The problem. Find the line containing "Type out the text in this image." in the material below; copy that line and all following lines exactly.

Records provided.
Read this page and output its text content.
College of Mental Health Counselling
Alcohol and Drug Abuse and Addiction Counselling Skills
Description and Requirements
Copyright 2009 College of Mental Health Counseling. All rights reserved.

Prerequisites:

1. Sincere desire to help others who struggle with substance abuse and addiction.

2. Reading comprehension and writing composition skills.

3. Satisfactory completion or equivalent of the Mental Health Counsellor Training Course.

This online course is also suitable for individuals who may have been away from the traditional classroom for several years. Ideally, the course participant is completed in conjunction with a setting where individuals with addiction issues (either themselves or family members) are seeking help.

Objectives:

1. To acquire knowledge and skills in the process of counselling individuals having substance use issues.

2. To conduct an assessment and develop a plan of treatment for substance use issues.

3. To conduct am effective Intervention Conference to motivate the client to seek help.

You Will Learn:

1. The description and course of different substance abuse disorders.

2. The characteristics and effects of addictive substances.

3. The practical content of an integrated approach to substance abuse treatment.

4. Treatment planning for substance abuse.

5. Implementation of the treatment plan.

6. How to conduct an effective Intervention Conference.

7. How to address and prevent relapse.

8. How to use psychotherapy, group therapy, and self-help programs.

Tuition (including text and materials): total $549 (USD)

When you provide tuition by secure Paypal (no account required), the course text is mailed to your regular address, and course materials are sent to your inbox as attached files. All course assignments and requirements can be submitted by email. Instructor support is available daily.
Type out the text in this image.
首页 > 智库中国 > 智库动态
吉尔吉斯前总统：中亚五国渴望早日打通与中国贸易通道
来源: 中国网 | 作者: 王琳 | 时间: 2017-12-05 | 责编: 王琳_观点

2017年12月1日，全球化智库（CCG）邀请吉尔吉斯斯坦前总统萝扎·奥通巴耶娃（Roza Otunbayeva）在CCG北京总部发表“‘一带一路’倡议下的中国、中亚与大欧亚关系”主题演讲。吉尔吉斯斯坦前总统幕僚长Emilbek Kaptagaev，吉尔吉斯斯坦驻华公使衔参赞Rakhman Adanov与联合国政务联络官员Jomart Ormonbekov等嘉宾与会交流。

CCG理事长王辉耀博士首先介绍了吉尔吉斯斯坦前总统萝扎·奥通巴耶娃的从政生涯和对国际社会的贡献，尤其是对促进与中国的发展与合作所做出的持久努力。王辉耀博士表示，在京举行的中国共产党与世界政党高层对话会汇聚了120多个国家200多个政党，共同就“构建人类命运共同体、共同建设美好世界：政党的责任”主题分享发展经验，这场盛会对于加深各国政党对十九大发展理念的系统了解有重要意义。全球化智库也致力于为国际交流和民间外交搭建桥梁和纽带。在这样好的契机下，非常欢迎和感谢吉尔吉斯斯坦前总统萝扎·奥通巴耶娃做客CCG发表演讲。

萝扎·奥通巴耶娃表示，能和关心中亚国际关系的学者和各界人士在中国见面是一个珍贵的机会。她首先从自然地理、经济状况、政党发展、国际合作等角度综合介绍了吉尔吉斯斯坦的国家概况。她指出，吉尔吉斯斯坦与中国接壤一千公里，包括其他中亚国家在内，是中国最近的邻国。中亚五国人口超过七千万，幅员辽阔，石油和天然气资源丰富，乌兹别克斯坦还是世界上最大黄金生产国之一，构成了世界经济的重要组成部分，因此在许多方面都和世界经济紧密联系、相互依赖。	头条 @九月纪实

Result below.
Type out the text in this image.
首页 > 智库中国 > 智库动态
吉尔吉斯前总统：中亚五国渴望早日打通与中国贸易通道
来源: 中国网 | 作者: 王琳 | 时间: 2017-12-05 | 责编: 王琳_观点

2017年12月1日，全球化智库（CCG）邀请吉尔吉斯斯坦前总统萝扎·奥通巴耶娃（Roza Otunbayeva）在CCG北京总部发表“‘一带一路’倡议下的中国、中亚与大欧亚关系”主题演讲。吉尔吉斯斯坦前总统幕僚长Emilbek Kaptagaev，吉尔吉斯斯坦驻华公使衔参赞Rakhman Adanov与联合国政务联络官员Jomart Ormonbekov等嘉宾与会交流。

CCG理事长王辉耀博士首先介绍了吉尔吉斯斯坦前总统萝扎·奥通巴耶娃的从政生涯和对国际社会的贡献，尤其是对促进与中国的发展与合作所做出的持久努力。王辉耀博士表示，在京举行的中国共产党与世界政党高层对话会汇聚了120多个国家200多个政党，共同就“构建人类命运共同体、共同建设美好世界：政党的责任”主题分享发展经验，这场盛会对于加深各国政党对十九大发展理念的系统了解有重要意义。全球化智库也致力于为国际交流和民间外交搭建桥梁和纽带。在这样好的契机下，非常欢迎和感谢吉尔吉斯斯坦前总统萝扎·奥通巴耶娃做客CCG发表演讲。

萝扎·奥通巴耶娃表示，能和关心中亚国际关系的学者和各界人士在中国见面是一个珍贵的机会。她首先从自然地理、经济状况、政党发展、国际合作等角度综合介绍了吉尔吉斯斯坦的国家概况。她指出，吉尔吉斯斯坦与中国接壤一千公里，包括其他中亚国家在内，是中国最近的邻国。中亚五国人口超过七千万，幅员辽阔，石油和天然气资源丰富，乌兹别克斯坦还是世界上最大黄金生产国之一，构成了世界经济的重要组成部分，因此在许多方面都和世界经济紧密联系、相互依赖。	头条 @九月纪实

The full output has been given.